### PROBLEM TO WORK ON
From the entries below, gather each line containing the word "FISHERY".

— BEGIN INFORMATION PROVIDED —

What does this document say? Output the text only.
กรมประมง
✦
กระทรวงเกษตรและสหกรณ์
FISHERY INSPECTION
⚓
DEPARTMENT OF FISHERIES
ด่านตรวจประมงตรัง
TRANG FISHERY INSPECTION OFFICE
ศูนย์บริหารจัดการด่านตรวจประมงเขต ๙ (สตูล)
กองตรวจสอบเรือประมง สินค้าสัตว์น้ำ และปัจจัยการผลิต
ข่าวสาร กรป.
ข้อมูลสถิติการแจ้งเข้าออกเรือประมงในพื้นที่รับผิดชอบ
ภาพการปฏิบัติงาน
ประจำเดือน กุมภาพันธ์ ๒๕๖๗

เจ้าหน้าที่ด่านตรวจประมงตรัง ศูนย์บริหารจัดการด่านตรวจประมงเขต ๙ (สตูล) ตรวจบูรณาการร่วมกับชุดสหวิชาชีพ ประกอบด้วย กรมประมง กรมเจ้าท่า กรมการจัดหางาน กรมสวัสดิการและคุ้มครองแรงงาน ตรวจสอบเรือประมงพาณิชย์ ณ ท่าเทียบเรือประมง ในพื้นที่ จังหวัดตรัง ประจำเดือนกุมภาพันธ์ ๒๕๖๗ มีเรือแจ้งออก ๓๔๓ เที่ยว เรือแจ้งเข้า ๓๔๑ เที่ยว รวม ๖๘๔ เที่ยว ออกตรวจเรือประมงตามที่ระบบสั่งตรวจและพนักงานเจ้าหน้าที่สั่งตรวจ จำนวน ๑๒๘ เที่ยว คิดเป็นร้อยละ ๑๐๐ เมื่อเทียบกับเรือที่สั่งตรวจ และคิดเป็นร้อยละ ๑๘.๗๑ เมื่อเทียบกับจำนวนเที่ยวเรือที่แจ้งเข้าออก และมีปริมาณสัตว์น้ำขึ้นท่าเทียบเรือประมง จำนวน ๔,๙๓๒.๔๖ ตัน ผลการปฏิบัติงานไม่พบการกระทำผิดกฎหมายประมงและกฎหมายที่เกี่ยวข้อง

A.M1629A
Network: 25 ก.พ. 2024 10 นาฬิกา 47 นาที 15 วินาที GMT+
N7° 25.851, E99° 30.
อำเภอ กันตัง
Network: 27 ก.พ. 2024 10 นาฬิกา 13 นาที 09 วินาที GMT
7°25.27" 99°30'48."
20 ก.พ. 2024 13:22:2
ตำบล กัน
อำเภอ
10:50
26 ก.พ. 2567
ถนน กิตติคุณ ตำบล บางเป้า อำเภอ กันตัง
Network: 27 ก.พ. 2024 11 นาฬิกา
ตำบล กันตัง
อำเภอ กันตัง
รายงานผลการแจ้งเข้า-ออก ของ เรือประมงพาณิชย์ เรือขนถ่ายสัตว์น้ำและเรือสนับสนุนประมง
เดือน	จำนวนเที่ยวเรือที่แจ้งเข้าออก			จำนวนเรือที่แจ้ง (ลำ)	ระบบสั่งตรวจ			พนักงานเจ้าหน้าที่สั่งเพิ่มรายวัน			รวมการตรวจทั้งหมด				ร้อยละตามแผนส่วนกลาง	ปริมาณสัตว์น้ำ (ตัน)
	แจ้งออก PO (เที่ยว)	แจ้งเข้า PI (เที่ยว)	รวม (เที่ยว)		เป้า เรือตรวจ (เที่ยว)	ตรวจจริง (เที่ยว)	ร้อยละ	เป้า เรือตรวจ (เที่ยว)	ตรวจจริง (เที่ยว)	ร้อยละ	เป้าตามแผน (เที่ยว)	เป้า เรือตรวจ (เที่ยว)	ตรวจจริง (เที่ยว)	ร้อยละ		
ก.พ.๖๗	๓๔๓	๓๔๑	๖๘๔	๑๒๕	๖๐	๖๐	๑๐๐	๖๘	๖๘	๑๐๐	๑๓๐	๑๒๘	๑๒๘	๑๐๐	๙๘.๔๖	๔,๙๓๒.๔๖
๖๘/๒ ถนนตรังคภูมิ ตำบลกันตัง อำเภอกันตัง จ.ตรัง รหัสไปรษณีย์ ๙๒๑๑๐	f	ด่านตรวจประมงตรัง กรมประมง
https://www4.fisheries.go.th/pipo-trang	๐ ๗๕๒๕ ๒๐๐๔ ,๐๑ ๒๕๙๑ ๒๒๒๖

— END INFORMATION PROVIDED —

### REPLY
FISHERY INSPECTION
TRANG FISHERY INSPECTION OFFICE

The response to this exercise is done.